- GIVEN PROBLEM 1
List every ingredient in the apple galette recipe's ingredient list whose quantity is given in tablespoons, along with that quantity.
═════ ARTICLE ═════
Apple Galette With Walnuts And Raisins And A Streusel Topping

Total Time: 1 hr 35 mins Preparation Time: 50 mins Cook Time: 45 mins

Ingredients

  • Servings: 8
  • 2 1/2 cups all-purpose flour
  • 1/4 cup sugar
  • 1/2 teaspoon salt
  • 1 teaspoon cinnamon
  • 8 ounces unsalted butter
  • 1/4-1/3 cup ice water
  • 8 -10 medium granny smith apples, peeled,cored,sliced 1/2 inch thick
  • 3 tablespoons lemon juice
  • 1 cup sugar
  • 1/2 cup all-purpose flour
  • 1 tablespoon grand marnier or 1 tablespoon drambuie (or similar)
  • 2 teaspoons ground cinnamon
  • 1/2 teaspoon salt
  • 1/2 teaspoon ground nutmeg
  • 1/2 cup golden raisin
  • 1 cup chopped walnuts
  • 1/2 cup all-purpose flour
  • 1/2 cup mixture of chopped pecans or 1/2 cup walnuts
  • 1/4 cup brown sugar
  • 1/4 cup sugar
  • 2 teaspoons ground cinnamon
  • 1/4 teaspoon ground nutmeg
  • 1/4 teaspoon salt
  • 6 tablespoons softened unsalted butter
  • 1/4 cup milk
  • 1/8 cup turbinado sugar

Recipe

  • 1 preheat oven to 400 degrees.
  • 2 prepare sweet galette dough.
  • 3 combine flour, salt, sugar, cinammon in bowl of electric stand mixer.
  • 4 add butter to mixture and blend until pea size chunks form.
  • 5 slowly add ice water with mixer at low speed and stop both mixer and adding the ice water immediately when dough holds together.
  • 6 do not overmix.
  • 7 place dough on floured board and divide into 2 round disks.
  • 8 wrap each in wax paper and place in refrigerator for at least 30 minutes (can be kept overnight).
  • 9 prepare apple filling.
  • 10 fill a large bowl 2/3 full with ice water.
  • 11 add 3 tablespoons lemon juice to prevent browning of apples.
  • 12 peel, core and slice apples into 1/2 inch slices, place in bowl and set aside.
  • 13 in a smaller bowl mix together the remaining apple filling ingredients and set aside.
═════ SOURCE MATERIAL ═════
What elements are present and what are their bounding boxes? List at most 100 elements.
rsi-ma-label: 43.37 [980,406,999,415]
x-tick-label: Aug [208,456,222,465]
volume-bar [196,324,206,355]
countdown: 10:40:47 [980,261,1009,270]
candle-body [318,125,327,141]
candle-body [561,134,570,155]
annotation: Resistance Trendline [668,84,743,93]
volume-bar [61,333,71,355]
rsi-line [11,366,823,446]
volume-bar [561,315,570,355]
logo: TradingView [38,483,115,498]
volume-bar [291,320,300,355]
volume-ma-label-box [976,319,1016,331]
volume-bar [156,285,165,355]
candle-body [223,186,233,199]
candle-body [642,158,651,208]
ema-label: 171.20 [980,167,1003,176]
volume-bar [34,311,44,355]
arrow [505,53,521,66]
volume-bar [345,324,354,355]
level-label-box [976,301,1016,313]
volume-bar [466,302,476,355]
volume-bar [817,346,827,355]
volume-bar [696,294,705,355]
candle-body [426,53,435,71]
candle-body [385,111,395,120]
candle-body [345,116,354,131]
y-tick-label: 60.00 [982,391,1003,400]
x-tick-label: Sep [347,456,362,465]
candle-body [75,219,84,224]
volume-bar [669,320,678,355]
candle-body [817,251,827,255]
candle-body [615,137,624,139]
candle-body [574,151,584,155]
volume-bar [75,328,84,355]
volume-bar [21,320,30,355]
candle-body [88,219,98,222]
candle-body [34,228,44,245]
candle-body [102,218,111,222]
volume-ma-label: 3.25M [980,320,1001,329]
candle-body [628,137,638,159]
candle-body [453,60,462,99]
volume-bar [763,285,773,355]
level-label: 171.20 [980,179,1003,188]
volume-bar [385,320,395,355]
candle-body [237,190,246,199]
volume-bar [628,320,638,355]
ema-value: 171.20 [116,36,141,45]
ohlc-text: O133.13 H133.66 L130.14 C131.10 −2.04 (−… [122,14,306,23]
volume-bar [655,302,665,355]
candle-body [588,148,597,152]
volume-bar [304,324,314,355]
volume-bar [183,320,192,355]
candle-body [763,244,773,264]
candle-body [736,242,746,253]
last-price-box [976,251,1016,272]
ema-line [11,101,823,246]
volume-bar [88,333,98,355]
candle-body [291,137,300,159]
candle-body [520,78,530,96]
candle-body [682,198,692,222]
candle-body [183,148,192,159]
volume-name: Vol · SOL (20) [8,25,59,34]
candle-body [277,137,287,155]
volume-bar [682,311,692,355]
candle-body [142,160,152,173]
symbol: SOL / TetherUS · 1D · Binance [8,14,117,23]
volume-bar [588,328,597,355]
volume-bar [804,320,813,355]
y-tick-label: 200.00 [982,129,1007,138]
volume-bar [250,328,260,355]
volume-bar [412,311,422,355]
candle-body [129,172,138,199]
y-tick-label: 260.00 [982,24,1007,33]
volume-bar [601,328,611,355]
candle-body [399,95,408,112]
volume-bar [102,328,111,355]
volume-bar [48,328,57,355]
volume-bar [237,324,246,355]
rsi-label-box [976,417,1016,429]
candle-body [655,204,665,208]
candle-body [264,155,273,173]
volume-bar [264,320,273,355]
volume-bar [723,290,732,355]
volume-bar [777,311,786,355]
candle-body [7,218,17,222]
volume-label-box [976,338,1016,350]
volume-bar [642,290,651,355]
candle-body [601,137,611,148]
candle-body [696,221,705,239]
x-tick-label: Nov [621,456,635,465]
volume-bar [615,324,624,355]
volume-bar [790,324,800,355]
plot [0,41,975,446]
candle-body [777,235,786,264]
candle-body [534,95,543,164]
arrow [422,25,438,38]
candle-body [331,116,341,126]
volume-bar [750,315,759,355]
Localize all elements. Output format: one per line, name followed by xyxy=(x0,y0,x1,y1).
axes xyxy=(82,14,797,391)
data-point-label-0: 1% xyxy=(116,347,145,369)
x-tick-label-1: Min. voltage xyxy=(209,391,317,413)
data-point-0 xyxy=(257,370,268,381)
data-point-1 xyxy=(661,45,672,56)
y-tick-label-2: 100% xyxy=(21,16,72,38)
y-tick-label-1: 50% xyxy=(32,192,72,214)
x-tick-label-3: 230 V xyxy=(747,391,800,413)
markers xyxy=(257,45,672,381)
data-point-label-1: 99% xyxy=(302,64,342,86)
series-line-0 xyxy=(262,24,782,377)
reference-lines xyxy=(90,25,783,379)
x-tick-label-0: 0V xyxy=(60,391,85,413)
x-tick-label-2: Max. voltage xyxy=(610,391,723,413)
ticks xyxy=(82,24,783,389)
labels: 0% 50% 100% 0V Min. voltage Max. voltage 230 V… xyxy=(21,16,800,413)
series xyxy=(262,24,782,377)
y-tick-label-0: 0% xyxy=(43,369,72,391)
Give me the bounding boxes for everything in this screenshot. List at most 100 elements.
═════
═════ SOURCE MATERIAL ═════
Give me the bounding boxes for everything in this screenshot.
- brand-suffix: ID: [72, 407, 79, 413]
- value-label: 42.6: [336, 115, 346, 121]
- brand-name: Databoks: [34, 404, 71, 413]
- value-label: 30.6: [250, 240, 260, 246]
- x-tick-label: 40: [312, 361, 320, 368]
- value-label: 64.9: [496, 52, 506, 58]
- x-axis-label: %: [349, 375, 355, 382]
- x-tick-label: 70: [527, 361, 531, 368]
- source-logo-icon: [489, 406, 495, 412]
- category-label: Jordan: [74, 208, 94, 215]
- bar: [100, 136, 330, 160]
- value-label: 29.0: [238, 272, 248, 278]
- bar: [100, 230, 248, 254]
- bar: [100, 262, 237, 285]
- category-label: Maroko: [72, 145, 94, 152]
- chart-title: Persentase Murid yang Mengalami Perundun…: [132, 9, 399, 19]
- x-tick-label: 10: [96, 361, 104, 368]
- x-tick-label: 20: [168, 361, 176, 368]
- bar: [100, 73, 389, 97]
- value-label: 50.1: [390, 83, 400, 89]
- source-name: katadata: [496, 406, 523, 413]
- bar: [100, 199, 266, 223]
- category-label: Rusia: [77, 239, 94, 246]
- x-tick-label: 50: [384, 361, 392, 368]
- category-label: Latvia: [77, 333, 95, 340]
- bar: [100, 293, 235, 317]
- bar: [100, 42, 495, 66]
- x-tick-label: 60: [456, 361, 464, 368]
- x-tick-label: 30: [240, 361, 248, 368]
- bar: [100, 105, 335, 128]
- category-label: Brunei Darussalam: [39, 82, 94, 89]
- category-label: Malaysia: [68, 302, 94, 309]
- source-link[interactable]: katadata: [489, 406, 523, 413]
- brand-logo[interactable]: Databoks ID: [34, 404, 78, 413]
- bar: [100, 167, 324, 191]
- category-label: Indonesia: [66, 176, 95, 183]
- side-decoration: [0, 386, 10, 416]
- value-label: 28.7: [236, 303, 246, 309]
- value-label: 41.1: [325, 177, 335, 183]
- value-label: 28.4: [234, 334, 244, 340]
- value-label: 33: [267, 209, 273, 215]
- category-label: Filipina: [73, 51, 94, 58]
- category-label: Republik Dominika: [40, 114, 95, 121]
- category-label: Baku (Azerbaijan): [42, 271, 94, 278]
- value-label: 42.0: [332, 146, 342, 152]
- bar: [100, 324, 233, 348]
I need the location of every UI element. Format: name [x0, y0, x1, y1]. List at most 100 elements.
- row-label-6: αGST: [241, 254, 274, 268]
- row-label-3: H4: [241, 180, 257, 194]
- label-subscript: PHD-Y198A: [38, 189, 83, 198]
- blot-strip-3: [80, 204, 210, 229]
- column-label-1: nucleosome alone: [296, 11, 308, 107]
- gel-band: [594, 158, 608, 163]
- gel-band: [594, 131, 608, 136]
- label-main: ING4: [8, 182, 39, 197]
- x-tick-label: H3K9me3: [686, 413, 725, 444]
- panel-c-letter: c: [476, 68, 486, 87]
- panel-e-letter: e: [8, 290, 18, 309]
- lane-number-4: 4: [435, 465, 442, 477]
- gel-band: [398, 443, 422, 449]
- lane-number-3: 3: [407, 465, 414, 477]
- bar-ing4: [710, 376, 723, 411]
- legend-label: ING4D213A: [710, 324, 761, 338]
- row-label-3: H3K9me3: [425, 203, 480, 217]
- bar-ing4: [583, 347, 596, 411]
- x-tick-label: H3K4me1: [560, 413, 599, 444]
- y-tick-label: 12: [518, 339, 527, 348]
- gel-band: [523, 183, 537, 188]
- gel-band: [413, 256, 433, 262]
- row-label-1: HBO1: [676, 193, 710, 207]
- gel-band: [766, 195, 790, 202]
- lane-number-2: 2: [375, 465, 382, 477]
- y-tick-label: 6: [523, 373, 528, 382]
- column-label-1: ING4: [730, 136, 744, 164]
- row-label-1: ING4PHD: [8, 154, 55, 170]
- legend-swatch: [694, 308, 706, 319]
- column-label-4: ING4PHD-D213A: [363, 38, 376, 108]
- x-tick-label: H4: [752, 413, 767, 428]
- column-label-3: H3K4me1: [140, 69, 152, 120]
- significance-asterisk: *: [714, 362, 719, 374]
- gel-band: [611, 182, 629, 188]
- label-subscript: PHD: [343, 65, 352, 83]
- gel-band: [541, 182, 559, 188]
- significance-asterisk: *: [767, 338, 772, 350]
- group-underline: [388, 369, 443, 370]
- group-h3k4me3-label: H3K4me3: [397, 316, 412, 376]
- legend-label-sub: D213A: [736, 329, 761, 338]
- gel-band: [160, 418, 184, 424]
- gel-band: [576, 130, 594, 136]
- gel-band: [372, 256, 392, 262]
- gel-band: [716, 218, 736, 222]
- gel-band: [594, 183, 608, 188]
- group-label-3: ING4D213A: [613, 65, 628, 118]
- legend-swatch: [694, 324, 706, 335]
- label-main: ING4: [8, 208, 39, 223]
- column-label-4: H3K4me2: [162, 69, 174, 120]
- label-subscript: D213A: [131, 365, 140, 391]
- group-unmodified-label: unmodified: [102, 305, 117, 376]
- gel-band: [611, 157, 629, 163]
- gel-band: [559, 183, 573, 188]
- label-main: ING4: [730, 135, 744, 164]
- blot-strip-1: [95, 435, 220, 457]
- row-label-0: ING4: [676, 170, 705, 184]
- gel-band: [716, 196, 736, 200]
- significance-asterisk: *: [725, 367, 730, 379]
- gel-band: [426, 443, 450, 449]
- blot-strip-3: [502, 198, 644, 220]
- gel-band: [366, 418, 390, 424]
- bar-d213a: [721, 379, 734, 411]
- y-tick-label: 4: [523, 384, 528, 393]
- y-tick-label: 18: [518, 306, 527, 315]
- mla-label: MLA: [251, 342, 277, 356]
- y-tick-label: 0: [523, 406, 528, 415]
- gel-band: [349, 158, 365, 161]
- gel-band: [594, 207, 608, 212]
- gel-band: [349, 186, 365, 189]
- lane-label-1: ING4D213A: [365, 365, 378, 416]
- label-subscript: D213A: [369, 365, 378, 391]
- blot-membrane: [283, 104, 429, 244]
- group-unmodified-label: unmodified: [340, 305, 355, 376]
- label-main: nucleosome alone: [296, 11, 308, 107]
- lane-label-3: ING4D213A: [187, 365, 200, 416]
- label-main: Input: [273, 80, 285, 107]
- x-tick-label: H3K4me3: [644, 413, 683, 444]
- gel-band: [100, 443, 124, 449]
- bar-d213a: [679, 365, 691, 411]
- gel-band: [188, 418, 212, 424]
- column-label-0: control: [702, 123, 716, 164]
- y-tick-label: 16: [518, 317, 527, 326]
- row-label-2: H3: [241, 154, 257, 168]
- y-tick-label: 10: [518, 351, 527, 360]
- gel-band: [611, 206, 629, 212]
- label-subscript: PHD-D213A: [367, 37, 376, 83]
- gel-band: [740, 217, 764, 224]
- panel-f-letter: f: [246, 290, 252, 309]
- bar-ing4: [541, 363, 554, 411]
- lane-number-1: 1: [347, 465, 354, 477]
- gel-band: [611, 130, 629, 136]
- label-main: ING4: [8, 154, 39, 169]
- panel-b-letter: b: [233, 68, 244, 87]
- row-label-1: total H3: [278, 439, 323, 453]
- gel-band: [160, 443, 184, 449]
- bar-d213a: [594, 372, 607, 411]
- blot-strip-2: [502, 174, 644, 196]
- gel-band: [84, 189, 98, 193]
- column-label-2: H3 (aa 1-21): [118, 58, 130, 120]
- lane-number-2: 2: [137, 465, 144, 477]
═════
═════ SOURCE MATERIAL ═════
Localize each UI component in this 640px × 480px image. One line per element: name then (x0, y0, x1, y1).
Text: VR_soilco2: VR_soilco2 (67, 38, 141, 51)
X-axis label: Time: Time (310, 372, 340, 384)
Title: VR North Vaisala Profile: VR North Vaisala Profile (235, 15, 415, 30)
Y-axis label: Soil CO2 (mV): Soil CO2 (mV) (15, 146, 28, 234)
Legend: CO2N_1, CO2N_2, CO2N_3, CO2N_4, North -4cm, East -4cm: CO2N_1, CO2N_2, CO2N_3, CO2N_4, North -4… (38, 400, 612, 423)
═════
- GIVEN PROBLEM 2
Edit the entries in the part that opens with the line containing "Localize each UI" and closes with the line containing "Legend: CO2N_1, CO2N_2, CO2N_3, CO2N_4, North" so that "component" becomes "item", leaving everything else the same, and give only those lines.

- COMPLETE OUTPUT 1
- 3 tablespoons lemon juice
- 1 tablespoon grand marnier or 1 tablespoon drambuie (or similar)
- 6 tablespoons softened unsalted butter

- COMPLETE OUTPUT 2
Localize each UI item in this 640px × 480px image. One line per element: name then (x0, y0, x1, y1).
Text: VR_soilco2: VR_soilco2 (67, 38, 141, 51)
X-axis label: Time: Time (310, 372, 340, 384)
Title: VR North Vaisala Profile: VR North Vaisala Profile (235, 15, 415, 30)
Y-axis label: Soil CO2 (mV): Soil CO2 (mV) (15, 146, 28, 234)
Legend: CO2N_1, CO2N_2, CO2N_3, CO2N_4, North -4cm, East -4cm: CO2N_1, CO2N_2, CO2N_3, CO2N_4, North -4… (38, 400, 612, 423)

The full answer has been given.